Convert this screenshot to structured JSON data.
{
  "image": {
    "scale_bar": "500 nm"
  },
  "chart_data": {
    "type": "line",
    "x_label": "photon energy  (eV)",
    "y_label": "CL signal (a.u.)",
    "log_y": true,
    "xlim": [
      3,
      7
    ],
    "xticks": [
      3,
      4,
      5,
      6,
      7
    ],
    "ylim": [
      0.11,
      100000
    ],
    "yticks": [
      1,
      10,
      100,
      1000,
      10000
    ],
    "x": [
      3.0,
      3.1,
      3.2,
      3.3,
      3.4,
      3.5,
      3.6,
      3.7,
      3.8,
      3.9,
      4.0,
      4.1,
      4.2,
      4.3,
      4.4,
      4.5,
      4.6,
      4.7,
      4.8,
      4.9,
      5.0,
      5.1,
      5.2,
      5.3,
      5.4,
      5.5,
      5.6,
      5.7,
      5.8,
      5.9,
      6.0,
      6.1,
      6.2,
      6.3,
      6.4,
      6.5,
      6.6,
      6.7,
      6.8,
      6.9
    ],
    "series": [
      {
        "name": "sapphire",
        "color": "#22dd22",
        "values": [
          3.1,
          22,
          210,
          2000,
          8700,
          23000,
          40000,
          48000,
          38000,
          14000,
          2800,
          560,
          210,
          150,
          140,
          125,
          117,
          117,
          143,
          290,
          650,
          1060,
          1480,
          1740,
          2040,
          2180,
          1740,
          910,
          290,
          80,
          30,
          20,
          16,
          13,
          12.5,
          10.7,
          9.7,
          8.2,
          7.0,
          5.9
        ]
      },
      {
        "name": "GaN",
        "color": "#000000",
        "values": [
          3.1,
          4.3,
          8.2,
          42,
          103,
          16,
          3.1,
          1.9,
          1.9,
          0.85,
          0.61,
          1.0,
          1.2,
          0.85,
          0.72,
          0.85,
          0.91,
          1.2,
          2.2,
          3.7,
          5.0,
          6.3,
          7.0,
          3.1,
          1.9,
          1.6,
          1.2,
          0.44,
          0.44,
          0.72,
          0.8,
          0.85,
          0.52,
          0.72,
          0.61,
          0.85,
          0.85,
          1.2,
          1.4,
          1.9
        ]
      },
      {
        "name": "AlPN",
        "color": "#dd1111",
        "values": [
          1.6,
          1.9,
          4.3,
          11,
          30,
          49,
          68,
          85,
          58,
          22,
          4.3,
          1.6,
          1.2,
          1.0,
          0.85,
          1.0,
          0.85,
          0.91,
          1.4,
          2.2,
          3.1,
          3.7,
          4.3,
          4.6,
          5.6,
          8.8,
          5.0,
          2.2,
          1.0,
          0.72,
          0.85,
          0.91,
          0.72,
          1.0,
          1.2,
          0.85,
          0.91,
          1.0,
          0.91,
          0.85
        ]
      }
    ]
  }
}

● **Given task**: Your task is to report how many lines of the material include the string "color". Give the number and no other words.

● **Answer to this problem**: 3